▶ _TASK OBJECTIVE_
Rewrite the rows below as a JSON list of strings, with one string per line and no strings for blank lines. Leave the pictures out.

▶ _A block of data_
☆ ☆ ☆
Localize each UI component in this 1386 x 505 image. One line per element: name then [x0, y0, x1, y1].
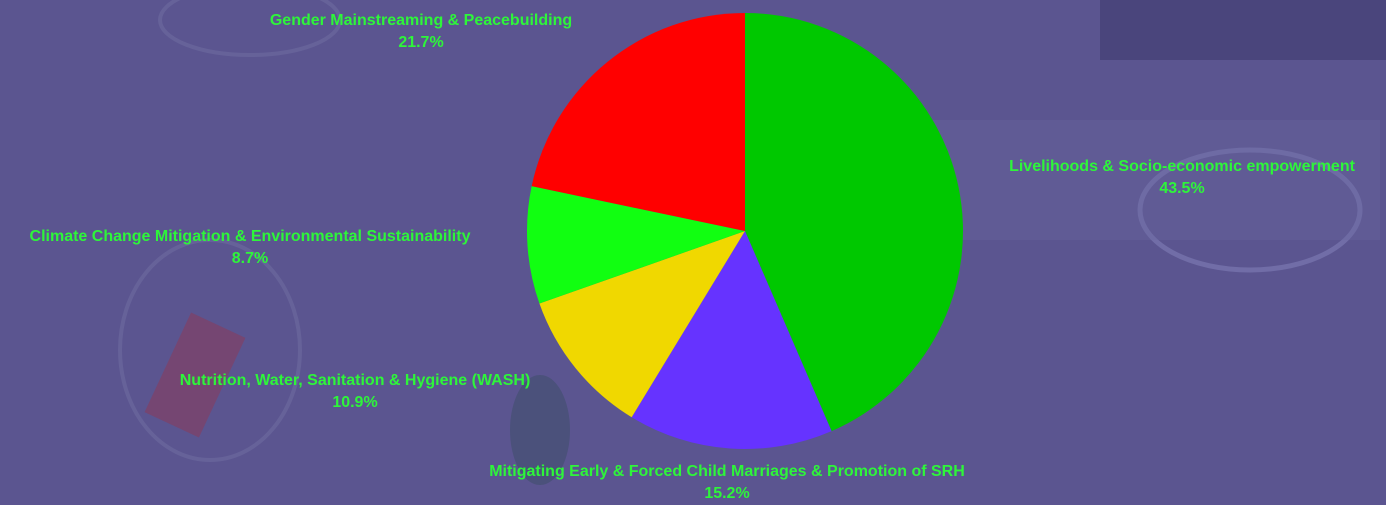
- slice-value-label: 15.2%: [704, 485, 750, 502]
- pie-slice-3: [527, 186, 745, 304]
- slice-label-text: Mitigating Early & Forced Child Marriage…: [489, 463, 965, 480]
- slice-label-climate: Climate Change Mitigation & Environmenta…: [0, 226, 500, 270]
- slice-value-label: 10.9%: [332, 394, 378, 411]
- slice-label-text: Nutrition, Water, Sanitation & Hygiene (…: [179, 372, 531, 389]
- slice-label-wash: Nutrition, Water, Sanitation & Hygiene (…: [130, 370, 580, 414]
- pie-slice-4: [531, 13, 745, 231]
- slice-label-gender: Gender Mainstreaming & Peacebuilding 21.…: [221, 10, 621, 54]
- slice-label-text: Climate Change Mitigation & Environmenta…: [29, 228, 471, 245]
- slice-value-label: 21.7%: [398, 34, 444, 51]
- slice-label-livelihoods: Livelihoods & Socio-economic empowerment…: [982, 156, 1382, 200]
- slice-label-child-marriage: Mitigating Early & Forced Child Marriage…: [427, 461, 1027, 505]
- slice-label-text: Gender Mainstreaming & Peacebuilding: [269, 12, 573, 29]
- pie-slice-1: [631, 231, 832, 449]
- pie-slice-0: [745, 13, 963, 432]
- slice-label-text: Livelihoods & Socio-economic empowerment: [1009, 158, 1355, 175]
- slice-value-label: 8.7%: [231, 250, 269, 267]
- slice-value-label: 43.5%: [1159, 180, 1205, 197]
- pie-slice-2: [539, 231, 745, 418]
☆ ☆ ☆
▶ _TASK RESULT_
[
  "Localize each UI component in this 1386 x 505 image. One line per element: name then [x0, y0, x1, y1].",
  "- slice-value-label: 15.2%: [704, 485, 750, 502]",
  "- pie-slice-3: [527, 186, 745, 304]",
  "- slice-label-text: Mitigating Early & Forced Child Marriage…: [489, 463, 965, 480]",
  "- slice-label-climate: Climate Change Mitigation & Environmenta…: [0, 226, 500, 270]",
  "- slice-value-label: 10.9%: [332, 394, 378, 411]",
  "- slice-label-text: Nutrition, Water, Sanitation & Hygiene (…: [179, 372, 531, 389]",
  "- slice-label-wash: Nutrition, Water, Sanitation & Hygiene (…: [130, 370, 580, 414]",
  "- pie-slice-4: [531, 13, 745, 231]",
  "- slice-label-gender: Gender Mainstreaming & Peacebuilding 21.…: [221, 10, 621, 54]",
  "- slice-label-text: Climate Change Mitigation & Environmenta…: [29, 228, 471, 245]",
  "- slice-value-label: 21.7%: [398, 34, 444, 51]",
  "- slice-label-livelihoods: Livelihoods & Socio-economic empowerment…: [982, 156, 1382, 200]",
  "- slice-label-child-marriage: Mitigating Early & Forced Child Marriage…: [427, 461, 1027, 505]",
  "- slice-label-text: Gender Mainstreaming & Peacebuilding: [269, 12, 573, 29]",
  "- pie-slice-1: [631, 231, 832, 449]",
  "- pie-slice-0: [745, 13, 963, 432]",
  "- slice-label-text: Livelihoods & Socio-economic empowerment: [1009, 158, 1355, 175]",
  "- slice-value-label: 8.7%: [231, 250, 269, 267]",
  "- slice-value-label: 43.5%: [1159, 180, 1205, 197]",
  "- pie-slice-2: [539, 231, 745, 418]"
]